- Task to carry out
Repeat the material exactly, every line of it.

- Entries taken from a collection

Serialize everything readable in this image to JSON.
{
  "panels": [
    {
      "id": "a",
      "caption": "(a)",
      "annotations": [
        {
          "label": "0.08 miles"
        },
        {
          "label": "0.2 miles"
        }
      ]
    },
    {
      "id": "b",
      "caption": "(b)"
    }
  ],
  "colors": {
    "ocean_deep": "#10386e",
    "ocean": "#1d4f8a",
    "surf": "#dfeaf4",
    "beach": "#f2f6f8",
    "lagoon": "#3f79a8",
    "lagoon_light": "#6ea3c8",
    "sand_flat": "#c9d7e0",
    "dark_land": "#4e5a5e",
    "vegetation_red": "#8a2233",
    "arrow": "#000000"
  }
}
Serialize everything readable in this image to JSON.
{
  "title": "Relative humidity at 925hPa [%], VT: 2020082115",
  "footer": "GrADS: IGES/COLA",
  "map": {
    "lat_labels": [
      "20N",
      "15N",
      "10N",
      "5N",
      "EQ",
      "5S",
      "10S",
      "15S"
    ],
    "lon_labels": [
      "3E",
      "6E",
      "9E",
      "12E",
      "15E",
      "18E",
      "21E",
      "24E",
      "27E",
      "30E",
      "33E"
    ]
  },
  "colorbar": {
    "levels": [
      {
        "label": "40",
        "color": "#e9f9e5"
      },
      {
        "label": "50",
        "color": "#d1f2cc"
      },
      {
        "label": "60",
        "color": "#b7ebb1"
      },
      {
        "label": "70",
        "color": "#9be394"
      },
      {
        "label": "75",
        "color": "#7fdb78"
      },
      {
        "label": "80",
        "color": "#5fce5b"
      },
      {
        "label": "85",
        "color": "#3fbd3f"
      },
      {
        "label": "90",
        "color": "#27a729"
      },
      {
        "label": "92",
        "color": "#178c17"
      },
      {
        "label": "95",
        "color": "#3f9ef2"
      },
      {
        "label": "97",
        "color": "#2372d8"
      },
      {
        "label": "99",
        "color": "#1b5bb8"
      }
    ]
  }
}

- Written reply
Serialize everything readable in this image to JSON.
{
  "panels": [
    {
      "id": "a",
      "caption": "(a)",
      "annotations": [
        {
          "label": "0.08 miles"
        },
        {
          "label": "0.2 miles"
        }
      ]
    },
    {
      "id": "b",
      "caption": "(b)"
    }
  ],
  "colors": {
    "ocean_deep": "#10386e",
    "ocean": "#1d4f8a",
    "surf": "#dfeaf4",
    "beach": "#f2f6f8",
    "lagoon": "#3f79a8",
    "lagoon_light": "#6ea3c8",
    "sand_flat": "#c9d7e0",
    "dark_land": "#4e5a5e",
    "vegetation_red": "#8a2233",
    "arrow": "#000000"
  }
}
Serialize everything readable in this image to JSON.
{
  "title": "Relative humidity at 925hPa [%], VT: 2020082115",
  "footer": "GrADS: IGES/COLA",
  "map": {
    "lat_labels": [
      "20N",
      "15N",
      "10N",
      "5N",
      "EQ",
      "5S",
      "10S",
      "15S"
    ],
    "lon_labels": [
      "3E",
      "6E",
      "9E",
      "12E",
      "15E",
      "18E",
      "21E",
      "24E",
      "27E",
      "30E",
      "33E"
    ]
  },
  "colorbar": {
    "levels": [
      {
        "label": "40",
        "color": "#e9f9e5"
      },
      {
        "label": "50",
        "color": "#d1f2cc"
      },
      {
        "label": "60",
        "color": "#b7ebb1"
      },
      {
        "label": "70",
        "color": "#9be394"
      },
      {
        "label": "75",
        "color": "#7fdb78"
      },
      {
        "label": "80",
        "color": "#5fce5b"
      },
      {
        "label": "85",
        "color": "#3fbd3f"
      },
      {
        "label": "90",
        "color": "#27a729"
      },
      {
        "label": "92",
        "color": "#178c17"
      },
      {
        "label": "95",
        "color": "#3f9ef2"
      },
      {
        "label": "97",
        "color": "#2372d8"
      },
      {
        "label": "99",
        "color": "#1b5bb8"
      }
    ]
  }
}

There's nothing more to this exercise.